EXERCISE DESCRIPTION: Copy out all the data, word for word.

EXTRACTED ENTRIES:
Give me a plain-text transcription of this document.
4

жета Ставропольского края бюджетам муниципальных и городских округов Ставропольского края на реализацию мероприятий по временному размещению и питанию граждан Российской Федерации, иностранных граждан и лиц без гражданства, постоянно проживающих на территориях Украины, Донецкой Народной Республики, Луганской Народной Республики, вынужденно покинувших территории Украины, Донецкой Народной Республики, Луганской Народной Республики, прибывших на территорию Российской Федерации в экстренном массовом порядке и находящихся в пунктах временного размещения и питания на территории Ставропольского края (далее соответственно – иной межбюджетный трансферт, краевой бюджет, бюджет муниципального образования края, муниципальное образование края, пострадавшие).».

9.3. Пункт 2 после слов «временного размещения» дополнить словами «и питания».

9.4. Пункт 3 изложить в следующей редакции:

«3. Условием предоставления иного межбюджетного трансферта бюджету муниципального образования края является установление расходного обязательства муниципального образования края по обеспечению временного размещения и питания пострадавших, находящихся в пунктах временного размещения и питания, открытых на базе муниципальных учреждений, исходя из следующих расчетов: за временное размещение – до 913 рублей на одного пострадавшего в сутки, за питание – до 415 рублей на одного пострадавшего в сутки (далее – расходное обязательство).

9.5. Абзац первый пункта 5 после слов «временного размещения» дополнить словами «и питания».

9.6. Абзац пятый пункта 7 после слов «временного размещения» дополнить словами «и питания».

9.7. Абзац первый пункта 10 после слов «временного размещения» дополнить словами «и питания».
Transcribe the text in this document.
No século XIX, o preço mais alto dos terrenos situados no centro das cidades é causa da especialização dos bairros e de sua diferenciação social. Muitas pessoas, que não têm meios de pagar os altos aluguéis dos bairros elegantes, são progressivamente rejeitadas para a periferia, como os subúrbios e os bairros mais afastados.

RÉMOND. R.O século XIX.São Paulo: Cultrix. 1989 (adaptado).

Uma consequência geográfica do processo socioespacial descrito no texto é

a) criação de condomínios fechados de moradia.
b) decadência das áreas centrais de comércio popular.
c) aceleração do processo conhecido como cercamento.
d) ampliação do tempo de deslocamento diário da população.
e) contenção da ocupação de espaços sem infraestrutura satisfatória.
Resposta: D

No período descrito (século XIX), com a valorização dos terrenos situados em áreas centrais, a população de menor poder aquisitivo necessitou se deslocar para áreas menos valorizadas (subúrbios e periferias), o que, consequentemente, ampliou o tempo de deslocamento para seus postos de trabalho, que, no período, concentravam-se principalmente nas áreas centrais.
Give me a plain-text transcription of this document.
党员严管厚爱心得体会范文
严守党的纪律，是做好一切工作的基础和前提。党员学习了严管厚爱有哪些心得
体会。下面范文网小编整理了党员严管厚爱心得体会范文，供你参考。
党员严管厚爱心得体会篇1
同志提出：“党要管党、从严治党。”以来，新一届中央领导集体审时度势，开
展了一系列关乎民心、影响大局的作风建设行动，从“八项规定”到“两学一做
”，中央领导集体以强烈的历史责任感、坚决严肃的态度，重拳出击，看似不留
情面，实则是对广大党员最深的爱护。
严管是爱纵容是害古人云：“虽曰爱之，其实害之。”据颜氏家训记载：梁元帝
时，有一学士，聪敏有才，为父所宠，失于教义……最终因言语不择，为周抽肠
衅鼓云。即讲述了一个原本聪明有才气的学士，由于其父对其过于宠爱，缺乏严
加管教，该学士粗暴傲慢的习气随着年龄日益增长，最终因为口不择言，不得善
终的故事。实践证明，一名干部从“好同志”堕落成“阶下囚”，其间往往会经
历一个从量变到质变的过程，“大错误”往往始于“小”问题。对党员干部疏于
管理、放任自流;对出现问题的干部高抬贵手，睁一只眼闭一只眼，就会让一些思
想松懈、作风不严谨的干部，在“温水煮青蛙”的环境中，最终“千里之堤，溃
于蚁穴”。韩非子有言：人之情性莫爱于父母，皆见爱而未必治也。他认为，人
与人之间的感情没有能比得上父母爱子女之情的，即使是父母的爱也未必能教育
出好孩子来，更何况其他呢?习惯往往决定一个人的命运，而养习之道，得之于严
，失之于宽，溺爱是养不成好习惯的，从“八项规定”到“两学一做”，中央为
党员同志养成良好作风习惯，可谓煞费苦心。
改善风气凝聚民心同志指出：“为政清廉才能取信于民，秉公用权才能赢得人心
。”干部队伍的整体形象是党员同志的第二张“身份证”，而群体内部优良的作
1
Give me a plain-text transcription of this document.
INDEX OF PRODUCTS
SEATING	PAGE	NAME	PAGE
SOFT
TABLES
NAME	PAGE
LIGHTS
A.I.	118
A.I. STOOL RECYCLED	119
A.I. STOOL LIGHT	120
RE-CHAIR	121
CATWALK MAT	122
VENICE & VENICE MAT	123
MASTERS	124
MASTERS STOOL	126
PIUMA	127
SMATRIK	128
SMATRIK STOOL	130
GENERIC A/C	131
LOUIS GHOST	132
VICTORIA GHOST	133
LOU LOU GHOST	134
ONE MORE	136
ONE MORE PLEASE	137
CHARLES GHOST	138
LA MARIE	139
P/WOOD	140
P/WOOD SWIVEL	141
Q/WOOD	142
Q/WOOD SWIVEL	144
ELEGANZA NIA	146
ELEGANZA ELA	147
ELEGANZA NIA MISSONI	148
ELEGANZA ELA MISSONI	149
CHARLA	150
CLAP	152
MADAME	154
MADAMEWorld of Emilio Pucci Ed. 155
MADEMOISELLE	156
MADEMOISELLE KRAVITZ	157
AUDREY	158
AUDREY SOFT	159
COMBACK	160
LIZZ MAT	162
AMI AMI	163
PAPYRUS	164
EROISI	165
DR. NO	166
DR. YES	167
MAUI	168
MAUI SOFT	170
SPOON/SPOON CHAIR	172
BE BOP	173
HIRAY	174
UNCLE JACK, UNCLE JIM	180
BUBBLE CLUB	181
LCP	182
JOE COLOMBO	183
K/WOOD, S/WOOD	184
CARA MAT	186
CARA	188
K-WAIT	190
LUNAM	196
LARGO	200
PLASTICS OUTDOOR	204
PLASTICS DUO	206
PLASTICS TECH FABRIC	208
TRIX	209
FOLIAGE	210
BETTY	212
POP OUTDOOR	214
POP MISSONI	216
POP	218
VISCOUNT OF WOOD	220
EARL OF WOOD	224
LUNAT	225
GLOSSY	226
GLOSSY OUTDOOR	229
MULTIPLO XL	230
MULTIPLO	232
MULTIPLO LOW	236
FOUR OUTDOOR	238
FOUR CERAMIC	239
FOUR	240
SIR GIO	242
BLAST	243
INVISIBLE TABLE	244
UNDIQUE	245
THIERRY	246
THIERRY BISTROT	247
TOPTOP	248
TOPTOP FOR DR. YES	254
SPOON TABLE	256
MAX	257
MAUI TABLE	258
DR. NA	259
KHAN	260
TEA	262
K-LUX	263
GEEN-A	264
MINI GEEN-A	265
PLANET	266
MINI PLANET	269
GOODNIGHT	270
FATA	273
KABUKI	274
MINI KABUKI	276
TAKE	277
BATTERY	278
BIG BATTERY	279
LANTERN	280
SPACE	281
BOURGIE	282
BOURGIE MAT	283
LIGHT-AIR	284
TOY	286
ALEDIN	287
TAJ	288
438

TASK RESULT:
Give me a plain-text transcription of this document.
4

жета Ставропольского края бюджетам муниципальных и городских округов Ставропольского края на реализацию мероприятий по временному размещению и питанию граждан Российской Федерации, иностранных граждан и лиц без гражданства, постоянно проживающих на территориях Украины, Донецкой Народной Республики, Луганской Народной Республики, вынужденно покинувших территории Украины, Донецкой Народной Республики, Луганской Народной Республики, прибывших на территорию Российской Федерации в экстренном массовом порядке и находящихся в пунктах временного размещения и питания на территории Ставропольского края (далее соответственно – иной межбюджетный трансферт, краевой бюджет, бюджет муниципального образования края, муниципальное образование края, пострадавшие).».

9.3. Пункт 2 после слов «временного размещения» дополнить словами «и питания».

9.4. Пункт 3 изложить в следующей редакции:

«3. Условием предоставления иного межбюджетного трансферта бюджету муниципального образования края является установление расходного обязательства муниципального образования края по обеспечению временного размещения и питания пострадавших, находящихся в пунктах временного размещения и питания, открытых на базе муниципальных учреждений, исходя из следующих расчетов: за временное размещение – до 913 рублей на одного пострадавшего в сутки, за питание – до 415 рублей на одного пострадавшего в сутки (далее – расходное обязательство).

9.5. Абзац первый пункта 5 после слов «временного размещения» дополнить словами «и питания».

9.6. Абзац пятый пункта 7 после слов «временного размещения» дополнить словами «и питания».

9.7. Абзац первый пункта 10 после слов «временного размещения» дополнить словами «и питания».
Transcribe the text in this document.
No século XIX, o preço mais alto dos terrenos situados no centro das cidades é causa da especialização dos bairros e de sua diferenciação social. Muitas pessoas, que não têm meios de pagar os altos aluguéis dos bairros elegantes, são progressivamente rejeitadas para a periferia, como os subúrbios e os bairros mais afastados.

RÉMOND. R.O século XIX.São Paulo: Cultrix. 1989 (adaptado).

Uma consequência geográfica do processo socioespacial descrito no texto é

a) criação de condomínios fechados de moradia.
b) decadência das áreas centrais de comércio popular.
c) aceleração do processo conhecido como cercamento.
d) ampliação do tempo de deslocamento diário da população.
e) contenção da ocupação de espaços sem infraestrutura satisfatória.
Resposta: D

No período descrito (século XIX), com a valorização dos terrenos situados em áreas centrais, a população de menor poder aquisitivo necessitou se deslocar para áreas menos valorizadas (subúrbios e periferias), o que, consequentemente, ampliou o tempo de deslocamento para seus postos de trabalho, que, no período, concentravam-se principalmente nas áreas centrais.
Give me a plain-text transcription of this document.
党员严管厚爱心得体会范文
严守党的纪律，是做好一切工作的基础和前提。党员学习了严管厚爱有哪些心得
体会。下面范文网小编整理了党员严管厚爱心得体会范文，供你参考。
党员严管厚爱心得体会篇1
同志提出：“党要管党、从严治党。”以来，新一届中央领导集体审时度势，开
展了一系列关乎民心、影响大局的作风建设行动，从“八项规定”到“两学一做
”，中央领导集体以强烈的历史责任感、坚决严肃的态度，重拳出击，看似不留
情面，实则是对广大党员最深的爱护。
严管是爱纵容是害古人云：“虽曰爱之，其实害之。”据颜氏家训记载：梁元帝
时，有一学士，聪敏有才，为父所宠，失于教义……最终因言语不择，为周抽肠
衅鼓云。即讲述了一个原本聪明有才气的学士，由于其父对其过于宠爱，缺乏严
加管教，该学士粗暴傲慢的习气随着年龄日益增长，最终因为口不择言，不得善
终的故事。实践证明，一名干部从“好同志”堕落成“阶下囚”，其间往往会经
历一个从量变到质变的过程，“大错误”往往始于“小”问题。对党员干部疏于
管理、放任自流;对出现问题的干部高抬贵手，睁一只眼闭一只眼，就会让一些思
想松懈、作风不严谨的干部，在“温水煮青蛙”的环境中，最终“千里之堤，溃
于蚁穴”。韩非子有言：人之情性莫爱于父母，皆见爱而未必治也。他认为，人
与人之间的感情没有能比得上父母爱子女之情的，即使是父母的爱也未必能教育
出好孩子来，更何况其他呢?习惯往往决定一个人的命运，而养习之道，得之于严
，失之于宽，溺爱是养不成好习惯的，从“八项规定”到“两学一做”，中央为
党员同志养成良好作风习惯，可谓煞费苦心。
改善风气凝聚民心同志指出：“为政清廉才能取信于民，秉公用权才能赢得人心
。”干部队伍的整体形象是党员同志的第二张“身份证”，而群体内部优良的作
1
Give me a plain-text transcription of this document.
INDEX OF PRODUCTS
SEATING	PAGE	NAME	PAGE
SOFT
TABLES
NAME	PAGE
LIGHTS
A.I.	118
A.I. STOOL RECYCLED	119
A.I. STOOL LIGHT	120
RE-CHAIR	121
CATWALK MAT	122
VENICE & VENICE MAT	123
MASTERS	124
MASTERS STOOL	126
PIUMA	127
SMATRIK	128
SMATRIK STOOL	130
GENERIC A/C	131
LOUIS GHOST	132
VICTORIA GHOST	133
LOU LOU GHOST	134
ONE MORE	136
ONE MORE PLEASE	137
CHARLES GHOST	138
LA MARIE	139
P/WOOD	140
P/WOOD SWIVEL	141
Q/WOOD	142
Q/WOOD SWIVEL	144
ELEGANZA NIA	146
ELEGANZA ELA	147
ELEGANZA NIA MISSONI	148
ELEGANZA ELA MISSONI	149
CHARLA	150
CLAP	152
MADAME	154
MADAMEWorld of Emilio Pucci Ed. 155
MADEMOISELLE	156
MADEMOISELLE KRAVITZ	157
AUDREY	158
AUDREY SOFT	159
COMBACK	160
LIZZ MAT	162
AMI AMI	163
PAPYRUS	164
EROISI	165
DR. NO	166
DR. YES	167
MAUI	168
MAUI SOFT	170
SPOON/SPOON CHAIR	172
BE BOP	173
HIRAY	174
UNCLE JACK, UNCLE JIM	180
BUBBLE CLUB	181
LCP	182
JOE COLOMBO	183
K/WOOD, S/WOOD	184
CARA MAT	186
CARA	188
K-WAIT	190
LUNAM	196
LARGO	200
PLASTICS OUTDOOR	204
PLASTICS DUO	206
PLASTICS TECH FABRIC	208
TRIX	209
FOLIAGE	210
BETTY	212
POP OUTDOOR	214
POP MISSONI	216
POP	218
VISCOUNT OF WOOD	220
EARL OF WOOD	224
LUNAT	225
GLOSSY	226
GLOSSY OUTDOOR	229
MULTIPLO XL	230
MULTIPLO	232
MULTIPLO LOW	236
FOUR OUTDOOR	238
FOUR CERAMIC	239
FOUR	240
SIR GIO	242
BLAST	243
INVISIBLE TABLE	244
UNDIQUE	245
THIERRY	246
THIERRY BISTROT	247
TOPTOP	248
TOPTOP FOR DR. YES	254
SPOON TABLE	256
MAX	257
MAUI TABLE	258
DR. NA	259
KHAN	260
TEA	262
K-LUX	263
GEEN-A	264
MINI GEEN-A	265
PLANET	266
MINI PLANET	269
GOODNIGHT	270
FATA	273
KABUKI	274
MINI KABUKI	276
TAKE	277
BATTERY	278
BIG BATTERY	279
LANTERN	280
SPACE	281
BOURGIE	282
BOURGIE MAT	283
LIGHT-AIR	284
TOY	286
ALEDIN	287
TAJ	288
438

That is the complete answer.